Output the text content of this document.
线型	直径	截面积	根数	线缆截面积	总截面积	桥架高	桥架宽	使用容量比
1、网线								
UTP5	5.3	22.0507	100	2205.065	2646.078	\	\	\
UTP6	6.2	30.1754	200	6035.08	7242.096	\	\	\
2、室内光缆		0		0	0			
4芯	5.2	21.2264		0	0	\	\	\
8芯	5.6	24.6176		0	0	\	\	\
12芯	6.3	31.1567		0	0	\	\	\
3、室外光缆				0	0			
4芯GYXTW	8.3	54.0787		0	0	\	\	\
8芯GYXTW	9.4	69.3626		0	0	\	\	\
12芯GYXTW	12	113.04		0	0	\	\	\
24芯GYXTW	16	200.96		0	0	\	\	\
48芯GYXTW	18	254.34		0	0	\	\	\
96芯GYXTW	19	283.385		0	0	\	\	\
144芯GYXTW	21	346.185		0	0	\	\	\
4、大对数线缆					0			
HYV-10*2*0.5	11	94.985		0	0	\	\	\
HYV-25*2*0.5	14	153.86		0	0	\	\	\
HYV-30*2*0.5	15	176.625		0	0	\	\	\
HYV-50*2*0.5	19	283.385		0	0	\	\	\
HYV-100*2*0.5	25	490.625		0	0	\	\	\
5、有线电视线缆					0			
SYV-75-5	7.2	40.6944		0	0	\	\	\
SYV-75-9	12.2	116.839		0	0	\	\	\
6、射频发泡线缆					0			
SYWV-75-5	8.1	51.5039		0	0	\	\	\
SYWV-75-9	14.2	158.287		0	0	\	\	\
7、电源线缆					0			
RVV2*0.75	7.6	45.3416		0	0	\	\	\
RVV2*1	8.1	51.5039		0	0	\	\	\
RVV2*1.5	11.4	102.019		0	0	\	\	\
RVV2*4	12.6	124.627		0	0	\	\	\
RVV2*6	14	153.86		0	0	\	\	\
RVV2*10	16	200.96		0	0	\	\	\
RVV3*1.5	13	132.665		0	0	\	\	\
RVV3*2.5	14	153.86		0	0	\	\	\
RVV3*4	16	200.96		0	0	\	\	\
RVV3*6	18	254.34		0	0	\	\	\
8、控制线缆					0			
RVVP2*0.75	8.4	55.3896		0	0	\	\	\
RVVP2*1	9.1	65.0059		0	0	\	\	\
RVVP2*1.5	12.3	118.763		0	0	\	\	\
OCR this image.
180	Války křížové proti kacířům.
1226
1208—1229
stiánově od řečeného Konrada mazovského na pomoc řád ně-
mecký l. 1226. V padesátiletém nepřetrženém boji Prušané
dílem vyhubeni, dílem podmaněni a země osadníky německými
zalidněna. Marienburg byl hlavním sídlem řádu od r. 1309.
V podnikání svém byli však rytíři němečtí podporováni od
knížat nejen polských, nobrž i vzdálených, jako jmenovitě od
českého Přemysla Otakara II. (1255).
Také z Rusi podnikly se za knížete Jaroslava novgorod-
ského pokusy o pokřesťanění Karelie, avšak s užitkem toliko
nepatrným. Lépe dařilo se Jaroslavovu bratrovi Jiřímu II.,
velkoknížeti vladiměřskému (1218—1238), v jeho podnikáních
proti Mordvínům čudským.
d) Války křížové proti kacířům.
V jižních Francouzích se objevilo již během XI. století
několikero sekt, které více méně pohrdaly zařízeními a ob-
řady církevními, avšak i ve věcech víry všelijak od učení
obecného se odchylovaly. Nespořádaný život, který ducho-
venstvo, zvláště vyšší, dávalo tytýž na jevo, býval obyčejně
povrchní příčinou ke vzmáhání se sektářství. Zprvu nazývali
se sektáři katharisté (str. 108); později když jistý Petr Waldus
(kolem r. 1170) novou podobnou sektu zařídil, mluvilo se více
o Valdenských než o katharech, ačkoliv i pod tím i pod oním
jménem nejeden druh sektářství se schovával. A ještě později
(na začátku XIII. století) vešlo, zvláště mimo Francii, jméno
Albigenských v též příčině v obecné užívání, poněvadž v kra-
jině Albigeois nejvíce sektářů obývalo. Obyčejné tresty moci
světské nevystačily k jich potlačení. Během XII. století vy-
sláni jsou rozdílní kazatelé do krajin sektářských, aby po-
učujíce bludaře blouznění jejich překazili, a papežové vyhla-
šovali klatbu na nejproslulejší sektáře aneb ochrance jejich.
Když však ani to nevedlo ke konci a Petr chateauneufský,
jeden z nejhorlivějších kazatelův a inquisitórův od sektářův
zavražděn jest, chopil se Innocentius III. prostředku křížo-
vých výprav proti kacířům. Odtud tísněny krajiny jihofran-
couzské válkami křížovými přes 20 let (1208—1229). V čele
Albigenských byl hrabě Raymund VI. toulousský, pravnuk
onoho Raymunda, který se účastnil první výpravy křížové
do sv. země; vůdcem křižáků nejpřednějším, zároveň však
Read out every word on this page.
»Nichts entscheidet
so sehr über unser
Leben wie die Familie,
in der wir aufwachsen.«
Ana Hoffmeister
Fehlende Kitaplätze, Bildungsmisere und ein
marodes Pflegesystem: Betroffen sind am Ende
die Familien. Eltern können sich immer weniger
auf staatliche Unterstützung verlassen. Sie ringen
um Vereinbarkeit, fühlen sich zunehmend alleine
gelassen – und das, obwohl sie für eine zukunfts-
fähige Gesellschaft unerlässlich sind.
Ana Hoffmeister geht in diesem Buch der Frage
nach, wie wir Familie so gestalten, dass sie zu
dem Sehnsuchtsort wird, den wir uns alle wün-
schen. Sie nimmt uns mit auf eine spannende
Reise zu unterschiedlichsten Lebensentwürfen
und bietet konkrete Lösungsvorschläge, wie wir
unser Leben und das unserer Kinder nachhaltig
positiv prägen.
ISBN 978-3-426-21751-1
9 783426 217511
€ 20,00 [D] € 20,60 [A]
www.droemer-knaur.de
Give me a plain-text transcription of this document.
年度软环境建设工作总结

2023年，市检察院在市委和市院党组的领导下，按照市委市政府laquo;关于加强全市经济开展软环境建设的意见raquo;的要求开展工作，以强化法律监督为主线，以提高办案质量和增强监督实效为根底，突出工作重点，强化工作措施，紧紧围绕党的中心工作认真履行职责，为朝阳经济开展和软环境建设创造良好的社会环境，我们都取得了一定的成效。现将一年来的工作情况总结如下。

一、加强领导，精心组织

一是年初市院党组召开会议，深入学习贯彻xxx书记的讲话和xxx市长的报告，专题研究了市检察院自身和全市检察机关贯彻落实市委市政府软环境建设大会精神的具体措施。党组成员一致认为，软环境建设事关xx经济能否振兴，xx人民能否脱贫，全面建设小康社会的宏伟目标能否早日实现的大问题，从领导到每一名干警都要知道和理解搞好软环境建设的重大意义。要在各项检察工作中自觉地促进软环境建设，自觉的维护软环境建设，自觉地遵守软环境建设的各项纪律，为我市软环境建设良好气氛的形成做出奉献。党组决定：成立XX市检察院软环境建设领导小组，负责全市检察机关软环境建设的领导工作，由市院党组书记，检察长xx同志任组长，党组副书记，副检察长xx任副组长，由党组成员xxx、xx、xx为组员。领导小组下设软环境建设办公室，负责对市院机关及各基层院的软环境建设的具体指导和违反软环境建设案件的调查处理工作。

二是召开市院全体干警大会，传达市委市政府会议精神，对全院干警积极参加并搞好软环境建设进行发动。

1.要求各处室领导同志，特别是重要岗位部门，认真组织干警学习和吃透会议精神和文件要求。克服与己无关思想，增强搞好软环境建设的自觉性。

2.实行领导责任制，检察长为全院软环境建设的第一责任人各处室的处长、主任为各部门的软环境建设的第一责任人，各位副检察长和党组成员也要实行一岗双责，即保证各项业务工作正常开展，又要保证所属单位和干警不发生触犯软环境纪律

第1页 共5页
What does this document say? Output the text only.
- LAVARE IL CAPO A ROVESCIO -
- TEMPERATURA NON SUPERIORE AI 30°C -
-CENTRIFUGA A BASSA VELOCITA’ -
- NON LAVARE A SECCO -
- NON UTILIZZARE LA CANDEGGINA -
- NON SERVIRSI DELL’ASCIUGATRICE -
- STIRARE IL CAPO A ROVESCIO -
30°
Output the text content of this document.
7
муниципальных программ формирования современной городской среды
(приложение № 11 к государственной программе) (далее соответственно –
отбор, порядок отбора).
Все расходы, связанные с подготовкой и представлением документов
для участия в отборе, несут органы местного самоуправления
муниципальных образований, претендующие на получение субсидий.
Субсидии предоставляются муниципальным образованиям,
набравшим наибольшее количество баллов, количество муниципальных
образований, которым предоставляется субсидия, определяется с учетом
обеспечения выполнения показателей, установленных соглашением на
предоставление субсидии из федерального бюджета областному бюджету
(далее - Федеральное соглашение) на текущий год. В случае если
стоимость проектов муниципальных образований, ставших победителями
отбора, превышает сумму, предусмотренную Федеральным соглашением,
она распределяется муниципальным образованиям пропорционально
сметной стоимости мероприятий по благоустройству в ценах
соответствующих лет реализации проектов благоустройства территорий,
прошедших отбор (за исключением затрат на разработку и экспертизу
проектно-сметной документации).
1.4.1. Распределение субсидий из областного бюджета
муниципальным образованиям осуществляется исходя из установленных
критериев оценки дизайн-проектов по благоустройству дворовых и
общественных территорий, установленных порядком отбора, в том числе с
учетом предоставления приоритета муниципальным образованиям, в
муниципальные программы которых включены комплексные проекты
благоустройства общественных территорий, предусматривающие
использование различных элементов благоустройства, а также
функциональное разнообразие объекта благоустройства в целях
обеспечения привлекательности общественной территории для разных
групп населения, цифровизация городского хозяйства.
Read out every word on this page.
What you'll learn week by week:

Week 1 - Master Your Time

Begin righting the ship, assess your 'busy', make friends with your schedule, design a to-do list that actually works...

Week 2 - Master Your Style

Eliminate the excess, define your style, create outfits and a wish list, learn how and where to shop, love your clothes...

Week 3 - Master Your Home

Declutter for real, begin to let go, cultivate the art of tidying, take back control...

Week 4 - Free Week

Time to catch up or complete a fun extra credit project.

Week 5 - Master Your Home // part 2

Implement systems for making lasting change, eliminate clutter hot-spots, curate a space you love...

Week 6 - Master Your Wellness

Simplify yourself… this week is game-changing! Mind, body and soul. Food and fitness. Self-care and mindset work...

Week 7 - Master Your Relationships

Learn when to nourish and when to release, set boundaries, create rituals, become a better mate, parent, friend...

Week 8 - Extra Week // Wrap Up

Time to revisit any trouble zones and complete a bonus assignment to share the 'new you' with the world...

→ Do this: In the records above, how many lines hold the string "отбора"? Reply with only the number.

→ Answer to this task: 3